Collected data entries

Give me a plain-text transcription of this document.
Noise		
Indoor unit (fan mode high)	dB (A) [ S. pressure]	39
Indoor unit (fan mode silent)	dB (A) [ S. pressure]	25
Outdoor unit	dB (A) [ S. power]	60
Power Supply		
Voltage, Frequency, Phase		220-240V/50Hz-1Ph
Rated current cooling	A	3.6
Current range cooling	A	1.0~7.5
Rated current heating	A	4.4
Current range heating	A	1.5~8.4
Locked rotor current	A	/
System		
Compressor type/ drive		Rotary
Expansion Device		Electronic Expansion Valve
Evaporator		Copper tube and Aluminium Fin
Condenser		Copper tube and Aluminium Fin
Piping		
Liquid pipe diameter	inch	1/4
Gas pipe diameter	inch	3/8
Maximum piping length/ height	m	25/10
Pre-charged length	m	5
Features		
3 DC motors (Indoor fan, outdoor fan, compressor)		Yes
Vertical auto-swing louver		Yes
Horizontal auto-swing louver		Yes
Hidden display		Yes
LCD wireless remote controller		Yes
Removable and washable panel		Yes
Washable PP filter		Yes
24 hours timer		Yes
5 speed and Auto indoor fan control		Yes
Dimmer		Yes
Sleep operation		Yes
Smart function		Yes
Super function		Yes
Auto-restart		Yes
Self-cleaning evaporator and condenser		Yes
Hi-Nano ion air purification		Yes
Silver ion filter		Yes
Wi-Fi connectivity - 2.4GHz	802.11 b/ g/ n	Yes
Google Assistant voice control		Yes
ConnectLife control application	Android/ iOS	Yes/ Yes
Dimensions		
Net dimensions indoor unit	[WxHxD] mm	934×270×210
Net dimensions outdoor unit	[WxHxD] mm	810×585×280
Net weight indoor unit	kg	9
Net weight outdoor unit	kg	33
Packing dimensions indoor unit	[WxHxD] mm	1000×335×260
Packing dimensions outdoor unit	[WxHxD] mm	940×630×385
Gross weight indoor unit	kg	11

**Problem requirements:**
Reproduce each entry word for word.

**Worked answer:**
Give me a plain-text transcription of this document.
Noise		
Indoor unit (fan mode high)	dB (A) [ S. pressure]	39
Indoor unit (fan mode silent)	dB (A) [ S. pressure]	25
Outdoor unit	dB (A) [ S. power]	60
Power Supply		
Voltage, Frequency, Phase		220-240V/50Hz-1Ph
Rated current cooling	A	3.6
Current range cooling	A	1.0~7.5
Rated current heating	A	4.4
Current range heating	A	1.5~8.4
Locked rotor current	A	/
System		
Compressor type/ drive		Rotary
Expansion Device		Electronic Expansion Valve
Evaporator		Copper tube and Aluminium Fin
Condenser		Copper tube and Aluminium Fin
Piping		
Liquid pipe diameter	inch	1/4
Gas pipe diameter	inch	3/8
Maximum piping length/ height	m	25/10
Pre-charged length	m	5
Features		
3 DC motors (Indoor fan, outdoor fan, compressor)		Yes
Vertical auto-swing louver		Yes
Horizontal auto-swing louver		Yes
Hidden display		Yes
LCD wireless remote controller		Yes
Removable and washable panel		Yes
Washable PP filter		Yes
24 hours timer		Yes
5 speed and Auto indoor fan control		Yes
Dimmer		Yes
Sleep operation		Yes
Smart function		Yes
Super function		Yes
Auto-restart		Yes
Self-cleaning evaporator and condenser		Yes
Hi-Nano ion air purification		Yes
Silver ion filter		Yes
Wi-Fi connectivity - 2.4GHz	802.11 b/ g/ n	Yes
Google Assistant voice control		Yes
ConnectLife control application	Android/ iOS	Yes/ Yes
Dimensions		
Net dimensions indoor unit	[WxHxD] mm	934×270×210
Net dimensions outdoor unit	[WxHxD] mm	810×585×280
Net weight indoor unit	kg	9
Net weight outdoor unit	kg	33
Packing dimensions indoor unit	[WxHxD] mm	1000×335×260
Packing dimensions outdoor unit	[WxHxD] mm	940×630×385
Gross weight indoor unit	kg	11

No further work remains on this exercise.